To do: Transcribe the full listing exactly, and drop every picture.

-- start of Provided material --

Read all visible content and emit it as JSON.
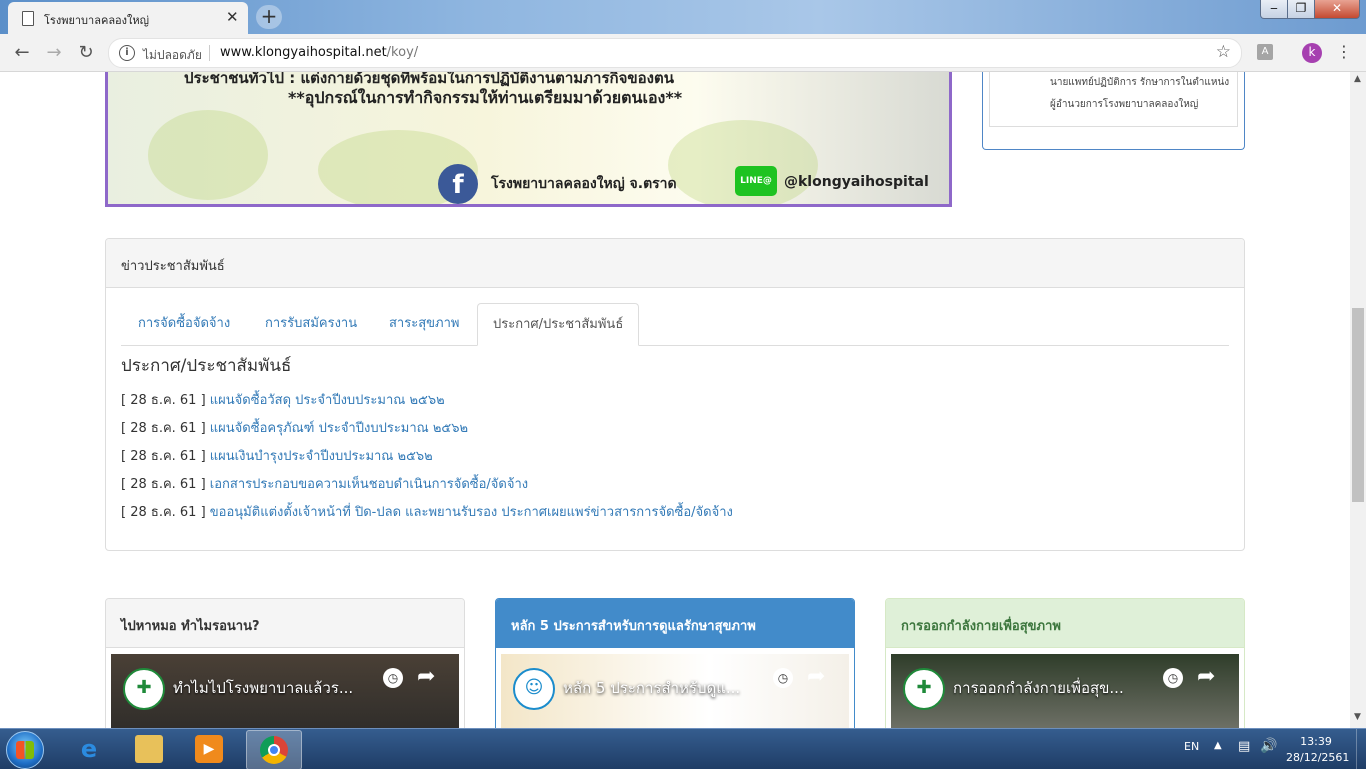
{
  "browser": {
    "tab_title": "โรงพยาบาลคลองใหญ่",
    "tab_close": "✕",
    "new_tab": "+",
    "security_label": "ไม่ปลอดภัย",
    "url_host": "www.klongyaihospital.net",
    "url_path": "/koy/",
    "profile_initial": "k",
    "win_minimize": "‒",
    "win_maximize": "❐",
    "win_close": "✕"
  },
  "banner": {
    "line1": "ประชาชนทั่วไป : แต่งกายด้วยชุดที่พร้อมในการปฏิบัติงานตามภารกิจของตน",
    "line2": "**อุปกรณ์ในการทำกิจกรรมให้ท่านเตรียมมาด้วยตนเอง**",
    "facebook_letter": "f",
    "facebook_page": "โรงพยาบาลคลองใหญ่ จ.ตราด",
    "line_badge": "LINE@",
    "line_id": "@klongyaihospital"
  },
  "director": {
    "line1": "นายแพทย์ปฏิบัติการ รักษาการในตำแหน่ง",
    "line2": "ผู้อำนวยการโรงพยาบาลคลองใหญ่"
  },
  "news": {
    "header": "ข่าวประชาสัมพันธ์",
    "tabs": [
      "การจัดซื้อจัดจ้าง",
      "การรับสมัครงาน",
      "สาระสุขภาพ",
      "ประกาศ/ประชาสัมพันธ์"
    ],
    "active_tab": 3,
    "section_title": "ประกาศ/ประชาสัมพันธ์",
    "items": [
      {
        "date": "[ 28 ธ.ค. 61 ]",
        "title": "แผนจัดซื้อวัสดุ ประจำปีงบประมาณ ๒๕๖๒"
      },
      {
        "date": "[ 28 ธ.ค. 61 ]",
        "title": "แผนจัดซื้อครุภัณฑ์ ประจำปีงบประมาณ ๒๕๖๒"
      },
      {
        "date": "[ 28 ธ.ค. 61 ]",
        "title": "แผนเงินบำรุงประจำปีงบประมาณ ๒๕๖๒"
      },
      {
        "date": "[ 28 ธ.ค. 61 ]",
        "title": "เอกสารประกอบขอความเห็นชอบดำเนินการจัดซื้อ/จัดจ้าง"
      },
      {
        "date": "[ 28 ธ.ค. 61 ]",
        "title": "ขออนุมัติแต่งตั้งเจ้าหน้าที่ ปิด-ปลด และพยานรับรอง ประกาศเผยแพร่ข่าวสารการจัดซื้อ/จัดจ้าง"
      }
    ]
  },
  "cards": [
    {
      "title": "ไปหาหมอ ทำไมรอนาน?",
      "video_title": "ทำไมไปโรงพยาบาลแล้วร...",
      "color_header_bg": "#f5f5f5",
      "color_border": "#dddddd",
      "color_text": "#333333"
    },
    {
      "title": "หลัก 5 ประการสำหรับการดูแลรักษาสุขภาพ",
      "video_title": "หลัก 5 ประการสำหรับดูแ...",
      "color_header_bg": "#428bca",
      "color_border": "#428bca",
      "color_text": "#ffffff"
    },
    {
      "title": "การออกกำลังกายเพื่อสุขภาพ",
      "video_title": "การออกกำลังกายเพื่อสุข...",
      "color_header_bg": "#dff0d8",
      "color_border": "#d6e9c6",
      "color_text": "#3c763d"
    }
  ],
  "taskbar": {
    "lang": "EN",
    "time": "13:39",
    "date": "28/12/2561"
  },
  "icons": {
    "back": "←",
    "forward": "→",
    "reload": "↻",
    "star": "☆",
    "menu": "⋮",
    "info": "i",
    "clock": "◷",
    "share": "➦"
  }
}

-- end of Provided material --

Solution:
Read all visible content and emit it as JSON.
{
  "browser": {
    "tab_title": "โรงพยาบาลคลองใหญ่",
    "tab_close": "✕",
    "new_tab": "+",
    "security_label": "ไม่ปลอดภัย",
    "url_host": "www.klongyaihospital.net",
    "url_path": "/koy/",
    "profile_initial": "k",
    "win_minimize": "‒",
    "win_maximize": "❐",
    "win_close": "✕"
  },
  "banner": {
    "line1": "ประชาชนทั่วไป : แต่งกายด้วยชุดที่พร้อมในการปฏิบัติงานตามภารกิจของตน",
    "line2": "**อุปกรณ์ในการทำกิจกรรมให้ท่านเตรียมมาด้วยตนเอง**",
    "facebook_letter": "f",
    "facebook_page": "โรงพยาบาลคลองใหญ่ จ.ตราด",
    "line_badge": "LINE@",
    "line_id": "@klongyaihospital"
  },
  "director": {
    "line1": "นายแพทย์ปฏิบัติการ รักษาการในตำแหน่ง",
    "line2": "ผู้อำนวยการโรงพยาบาลคลองใหญ่"
  },
  "news": {
    "header": "ข่าวประชาสัมพันธ์",
    "tabs": [
      "การจัดซื้อจัดจ้าง",
      "การรับสมัครงาน",
      "สาระสุขภาพ",
      "ประกาศ/ประชาสัมพันธ์"
    ],
    "active_tab": 3,
    "section_title": "ประกาศ/ประชาสัมพันธ์",
    "items": [
      {
        "date": "[ 28 ธ.ค. 61 ]",
        "title": "แผนจัดซื้อวัสดุ ประจำปีงบประมาณ ๒๕๖๒"
      },
      {
        "date": "[ 28 ธ.ค. 61 ]",
        "title": "แผนจัดซื้อครุภัณฑ์ ประจำปีงบประมาณ ๒๕๖๒"
      },
      {
        "date": "[ 28 ธ.ค. 61 ]",
        "title": "แผนเงินบำรุงประจำปีงบประมาณ ๒๕๖๒"
      },
      {
        "date": "[ 28 ธ.ค. 61 ]",
        "title": "เอกสารประกอบขอความเห็นชอบดำเนินการจัดซื้อ/จัดจ้าง"
      },
      {
        "date": "[ 28 ธ.ค. 61 ]",
        "title": "ขออนุมัติแต่งตั้งเจ้าหน้าที่ ปิด-ปลด และพยานรับรอง ประกาศเผยแพร่ข่าวสารการจัดซื้อ/จัดจ้าง"
      }
    ]
  },
  "cards": [
    {
      "title": "ไปหาหมอ ทำไมรอนาน?",
      "video_title": "ทำไมไปโรงพยาบาลแล้วร...",
      "color_header_bg": "#f5f5f5",
      "color_border": "#dddddd",
      "color_text": "#333333"
    },
    {
      "title": "หลัก 5 ประการสำหรับการดูแลรักษาสุขภาพ",
      "video_title": "หลัก 5 ประการสำหรับดูแ...",
      "color_header_bg": "#428bca",
      "color_border": "#428bca",
      "color_text": "#ffffff"
    },
    {
      "title": "การออกกำลังกายเพื่อสุขภาพ",
      "video_title": "การออกกำลังกายเพื่อสุข...",
      "color_header_bg": "#dff0d8",
      "color_border": "#d6e9c6",
      "color_text": "#3c763d"
    }
  ],
  "taskbar": {
    "lang": "EN",
    "time": "13:39",
    "date": "28/12/2561"
  },
  "icons": {
    "back": "←",
    "forward": "→",
    "reload": "↻",
    "star": "☆",
    "menu": "⋮",
    "info": "i",
    "clock": "◷",
    "share": "➦"
  }
}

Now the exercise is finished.